**WHAT IS BEING ASKED**
Write out all of the entries exactly, please.

**WORKING DATA**

··········

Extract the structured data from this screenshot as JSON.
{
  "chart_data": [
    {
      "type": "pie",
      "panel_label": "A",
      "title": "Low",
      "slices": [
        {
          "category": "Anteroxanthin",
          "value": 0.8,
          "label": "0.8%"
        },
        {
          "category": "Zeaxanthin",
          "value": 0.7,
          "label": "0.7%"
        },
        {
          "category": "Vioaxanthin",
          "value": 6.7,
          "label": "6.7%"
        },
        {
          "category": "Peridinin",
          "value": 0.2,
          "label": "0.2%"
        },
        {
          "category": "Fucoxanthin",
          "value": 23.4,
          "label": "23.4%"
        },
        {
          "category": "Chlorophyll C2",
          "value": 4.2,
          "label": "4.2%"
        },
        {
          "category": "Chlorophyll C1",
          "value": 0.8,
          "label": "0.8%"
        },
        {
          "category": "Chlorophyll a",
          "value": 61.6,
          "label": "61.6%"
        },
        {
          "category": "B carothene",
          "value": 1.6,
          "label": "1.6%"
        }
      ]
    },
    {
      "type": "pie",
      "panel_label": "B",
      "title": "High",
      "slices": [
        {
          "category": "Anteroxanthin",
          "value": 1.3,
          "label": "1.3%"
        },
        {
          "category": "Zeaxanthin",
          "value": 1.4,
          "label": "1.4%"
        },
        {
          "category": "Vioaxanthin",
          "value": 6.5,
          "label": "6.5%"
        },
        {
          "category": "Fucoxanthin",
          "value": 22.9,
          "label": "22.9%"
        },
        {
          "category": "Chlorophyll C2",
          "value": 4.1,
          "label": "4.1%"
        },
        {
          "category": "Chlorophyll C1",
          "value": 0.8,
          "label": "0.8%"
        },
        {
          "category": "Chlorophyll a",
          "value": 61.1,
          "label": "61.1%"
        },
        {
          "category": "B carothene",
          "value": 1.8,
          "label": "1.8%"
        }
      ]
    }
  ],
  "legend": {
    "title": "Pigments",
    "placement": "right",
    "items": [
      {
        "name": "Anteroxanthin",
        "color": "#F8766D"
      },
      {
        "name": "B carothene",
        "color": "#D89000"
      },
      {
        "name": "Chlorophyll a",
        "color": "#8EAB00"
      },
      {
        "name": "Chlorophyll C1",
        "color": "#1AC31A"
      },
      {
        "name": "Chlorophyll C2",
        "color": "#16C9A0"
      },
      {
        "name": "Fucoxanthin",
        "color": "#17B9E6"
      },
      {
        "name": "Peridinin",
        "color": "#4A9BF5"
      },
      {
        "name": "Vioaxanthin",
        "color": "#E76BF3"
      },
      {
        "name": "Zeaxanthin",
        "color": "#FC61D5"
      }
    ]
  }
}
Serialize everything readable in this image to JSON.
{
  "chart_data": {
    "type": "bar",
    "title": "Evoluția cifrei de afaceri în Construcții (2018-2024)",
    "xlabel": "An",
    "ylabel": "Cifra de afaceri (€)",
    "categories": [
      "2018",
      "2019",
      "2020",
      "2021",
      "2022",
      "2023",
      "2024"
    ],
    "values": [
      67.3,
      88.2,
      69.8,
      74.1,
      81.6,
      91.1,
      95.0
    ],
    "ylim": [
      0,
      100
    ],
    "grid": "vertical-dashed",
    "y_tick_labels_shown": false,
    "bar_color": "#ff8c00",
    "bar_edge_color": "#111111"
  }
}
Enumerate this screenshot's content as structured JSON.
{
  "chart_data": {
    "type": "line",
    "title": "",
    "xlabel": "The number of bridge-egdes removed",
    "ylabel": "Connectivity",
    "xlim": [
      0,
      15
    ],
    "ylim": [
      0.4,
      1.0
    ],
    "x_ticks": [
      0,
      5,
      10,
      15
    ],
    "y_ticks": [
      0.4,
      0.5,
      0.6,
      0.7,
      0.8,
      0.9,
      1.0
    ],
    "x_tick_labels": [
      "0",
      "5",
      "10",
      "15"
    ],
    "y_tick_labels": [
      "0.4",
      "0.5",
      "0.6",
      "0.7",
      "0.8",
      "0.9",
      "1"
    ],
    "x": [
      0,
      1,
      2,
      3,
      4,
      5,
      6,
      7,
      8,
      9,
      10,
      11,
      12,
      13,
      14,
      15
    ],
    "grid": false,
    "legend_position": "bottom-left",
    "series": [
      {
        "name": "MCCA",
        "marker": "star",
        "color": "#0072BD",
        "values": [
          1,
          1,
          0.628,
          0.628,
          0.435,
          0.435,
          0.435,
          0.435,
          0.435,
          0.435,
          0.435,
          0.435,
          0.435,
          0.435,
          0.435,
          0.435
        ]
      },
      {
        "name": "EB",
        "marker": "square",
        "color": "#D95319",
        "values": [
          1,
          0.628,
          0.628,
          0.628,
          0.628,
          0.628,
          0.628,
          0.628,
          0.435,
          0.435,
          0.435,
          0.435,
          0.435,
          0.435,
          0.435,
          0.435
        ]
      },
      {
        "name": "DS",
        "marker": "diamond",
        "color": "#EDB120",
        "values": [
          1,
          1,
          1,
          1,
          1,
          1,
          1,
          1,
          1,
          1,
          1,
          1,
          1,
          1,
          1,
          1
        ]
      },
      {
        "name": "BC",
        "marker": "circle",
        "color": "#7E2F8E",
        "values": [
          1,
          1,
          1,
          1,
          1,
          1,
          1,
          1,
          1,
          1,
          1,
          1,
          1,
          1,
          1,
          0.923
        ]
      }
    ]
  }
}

··········

**RESULT OF THE EXERCISE**
Extract the structured data from this screenshot as JSON.
{
  "chart_data": [
    {
      "type": "pie",
      "panel_label": "A",
      "title": "Low",
      "slices": [
        {
          "category": "Anteroxanthin",
          "value": 0.8,
          "label": "0.8%"
        },
        {
          "category": "Zeaxanthin",
          "value": 0.7,
          "label": "0.7%"
        },
        {
          "category": "Vioaxanthin",
          "value": 6.7,
          "label": "6.7%"
        },
        {
          "category": "Peridinin",
          "value": 0.2,
          "label": "0.2%"
        },
        {
          "category": "Fucoxanthin",
          "value": 23.4,
          "label": "23.4%"
        },
        {
          "category": "Chlorophyll C2",
          "value": 4.2,
          "label": "4.2%"
        },
        {
          "category": "Chlorophyll C1",
          "value": 0.8,
          "label": "0.8%"
        },
        {
          "category": "Chlorophyll a",
          "value": 61.6,
          "label": "61.6%"
        },
        {
          "category": "B carothene",
          "value": 1.6,
          "label": "1.6%"
        }
      ]
    },
    {
      "type": "pie",
      "panel_label": "B",
      "title": "High",
      "slices": [
        {
          "category": "Anteroxanthin",
          "value": 1.3,
          "label": "1.3%"
        },
        {
          "category": "Zeaxanthin",
          "value": 1.4,
          "label": "1.4%"
        },
        {
          "category": "Vioaxanthin",
          "value": 6.5,
          "label": "6.5%"
        },
        {
          "category": "Fucoxanthin",
          "value": 22.9,
          "label": "22.9%"
        },
        {
          "category": "Chlorophyll C2",
          "value": 4.1,
          "label": "4.1%"
        },
        {
          "category": "Chlorophyll C1",
          "value": 0.8,
          "label": "0.8%"
        },
        {
          "category": "Chlorophyll a",
          "value": 61.1,
          "label": "61.1%"
        },
        {
          "category": "B carothene",
          "value": 1.8,
          "label": "1.8%"
        }
      ]
    }
  ],
  "legend": {
    "title": "Pigments",
    "placement": "right",
    "items": [
      {
        "name": "Anteroxanthin",
        "color": "#F8766D"
      },
      {
        "name": "B carothene",
        "color": "#D89000"
      },
      {
        "name": "Chlorophyll a",
        "color": "#8EAB00"
      },
      {
        "name": "Chlorophyll C1",
        "color": "#1AC31A"
      },
      {
        "name": "Chlorophyll C2",
        "color": "#16C9A0"
      },
      {
        "name": "Fucoxanthin",
        "color": "#17B9E6"
      },
      {
        "name": "Peridinin",
        "color": "#4A9BF5"
      },
      {
        "name": "Vioaxanthin",
        "color": "#E76BF3"
      },
      {
        "name": "Zeaxanthin",
        "color": "#FC61D5"
      }
    ]
  }
}
Serialize everything readable in this image to JSON.
{
  "chart_data": {
    "type": "bar",
    "title": "Evoluția cifrei de afaceri în Construcții (2018-2024)",
    "xlabel": "An",
    "ylabel": "Cifra de afaceri (€)",
    "categories": [
      "2018",
      "2019",
      "2020",
      "2021",
      "2022",
      "2023",
      "2024"
    ],
    "values": [
      67.3,
      88.2,
      69.8,
      74.1,
      81.6,
      91.1,
      95.0
    ],
    "ylim": [
      0,
      100
    ],
    "grid": "vertical-dashed",
    "y_tick_labels_shown": false,
    "bar_color": "#ff8c00",
    "bar_edge_color": "#111111"
  }
}
Enumerate this screenshot's content as structured JSON.
{
  "chart_data": {
    "type": "line",
    "title": "",
    "xlabel": "The number of bridge-egdes removed",
    "ylabel": "Connectivity",
    "xlim": [
      0,
      15
    ],
    "ylim": [
      0.4,
      1.0
    ],
    "x_ticks": [
      0,
      5,
      10,
      15
    ],
    "y_ticks": [
      0.4,
      0.5,
      0.6,
      0.7,
      0.8,
      0.9,
      1.0
    ],
    "x_tick_labels": [
      "0",
      "5",
      "10",
      "15"
    ],
    "y_tick_labels": [
      "0.4",
      "0.5",
      "0.6",
      "0.7",
      "0.8",
      "0.9",
      "1"
    ],
    "x": [
      0,
      1,
      2,
      3,
      4,
      5,
      6,
      7,
      8,
      9,
      10,
      11,
      12,
      13,
      14,
      15
    ],
    "grid": false,
    "legend_position": "bottom-left",
    "series": [
      {
        "name": "MCCA",
        "marker": "star",
        "color": "#0072BD",
        "values": [
          1,
          1,
          0.628,
          0.628,
          0.435,
          0.435,
          0.435,
          0.435,
          0.435,
          0.435,
          0.435,
          0.435,
          0.435,
          0.435,
          0.435,
          0.435
        ]
      },
      {
        "name": "EB",
        "marker": "square",
        "color": "#D95319",
        "values": [
          1,
          0.628,
          0.628,
          0.628,
          0.628,
          0.628,
          0.628,
          0.628,
          0.435,
          0.435,
          0.435,
          0.435,
          0.435,
          0.435,
          0.435,
          0.435
        ]
      },
      {
        "name": "DS",
        "marker": "diamond",
        "color": "#EDB120",
        "values": [
          1,
          1,
          1,
          1,
          1,
          1,
          1,
          1,
          1,
          1,
          1,
          1,
          1,
          1,
          1,
          1
        ]
      },
      {
        "name": "BC",
        "marker": "circle",
        "color": "#7E2F8E",
        "values": [
          1,
          1,
          1,
          1,
          1,
          1,
          1,
          1,
          1,
          1,
          1,
          1,
          1,
          1,
          1,
          0.923
        ]
      }
    ]
  }
}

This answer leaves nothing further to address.